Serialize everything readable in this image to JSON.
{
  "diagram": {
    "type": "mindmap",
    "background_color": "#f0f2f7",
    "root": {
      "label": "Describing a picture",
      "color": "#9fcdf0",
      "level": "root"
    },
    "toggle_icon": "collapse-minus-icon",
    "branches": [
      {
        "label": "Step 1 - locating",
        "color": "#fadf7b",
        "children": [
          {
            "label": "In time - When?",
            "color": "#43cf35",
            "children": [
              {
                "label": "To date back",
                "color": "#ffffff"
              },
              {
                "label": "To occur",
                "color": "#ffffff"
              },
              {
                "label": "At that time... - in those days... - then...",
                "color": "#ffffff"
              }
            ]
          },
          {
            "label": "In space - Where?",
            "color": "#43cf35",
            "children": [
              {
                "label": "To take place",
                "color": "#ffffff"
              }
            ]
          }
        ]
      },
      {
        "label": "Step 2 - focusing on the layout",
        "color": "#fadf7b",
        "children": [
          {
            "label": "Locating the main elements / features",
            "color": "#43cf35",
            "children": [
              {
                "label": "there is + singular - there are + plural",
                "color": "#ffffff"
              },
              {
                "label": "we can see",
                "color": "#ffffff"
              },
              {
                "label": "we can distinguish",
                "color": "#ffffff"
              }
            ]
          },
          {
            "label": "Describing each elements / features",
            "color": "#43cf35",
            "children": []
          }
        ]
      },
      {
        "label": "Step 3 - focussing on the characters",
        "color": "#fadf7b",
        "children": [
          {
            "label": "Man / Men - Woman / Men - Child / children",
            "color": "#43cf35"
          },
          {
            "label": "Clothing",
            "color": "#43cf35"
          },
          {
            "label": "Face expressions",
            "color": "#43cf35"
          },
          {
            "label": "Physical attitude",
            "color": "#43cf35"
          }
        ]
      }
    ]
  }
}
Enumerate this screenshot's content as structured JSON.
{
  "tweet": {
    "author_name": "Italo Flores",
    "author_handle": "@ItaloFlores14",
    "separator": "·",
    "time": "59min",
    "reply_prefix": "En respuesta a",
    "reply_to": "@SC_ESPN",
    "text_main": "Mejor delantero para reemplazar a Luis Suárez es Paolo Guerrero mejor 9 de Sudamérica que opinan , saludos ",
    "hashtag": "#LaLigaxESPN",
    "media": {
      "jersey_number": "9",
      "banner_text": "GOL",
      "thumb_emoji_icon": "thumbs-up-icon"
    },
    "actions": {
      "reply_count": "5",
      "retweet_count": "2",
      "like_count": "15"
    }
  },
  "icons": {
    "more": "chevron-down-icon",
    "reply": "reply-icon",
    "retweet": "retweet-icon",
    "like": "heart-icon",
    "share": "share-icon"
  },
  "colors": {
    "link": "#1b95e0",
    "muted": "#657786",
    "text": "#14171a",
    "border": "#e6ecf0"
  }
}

* * *

REQUIRED WORK
Write out again, unchanged, every line from the line containing "Enumerate this screenshot's" to the final line of the material above.

EXPECTED ANSWER
Enumerate this screenshot's content as structured JSON.
{
  "tweet": {
    "author_name": "Italo Flores",
    "author_handle": "@ItaloFlores14",
    "separator": "·",
    "time": "59min",
    "reply_prefix": "En respuesta a",
    "reply_to": "@SC_ESPN",
    "text_main": "Mejor delantero para reemplazar a Luis Suárez es Paolo Guerrero mejor 9 de Sudamérica que opinan , saludos ",
    "hashtag": "#LaLigaxESPN",
    "media": {
      "jersey_number": "9",
      "banner_text": "GOL",
      "thumb_emoji_icon": "thumbs-up-icon"
    },
    "actions": {
      "reply_count": "5",
      "retweet_count": "2",
      "like_count": "15"
    }
  },
  "icons": {
    "more": "chevron-down-icon",
    "reply": "reply-icon",
    "retweet": "retweet-icon",
    "like": "heart-icon",
    "share": "share-icon"
  },
  "colors": {
    "link": "#1b95e0",
    "muted": "#657786",
    "text": "#14171a",
    "border": "#e6ecf0"
  }
}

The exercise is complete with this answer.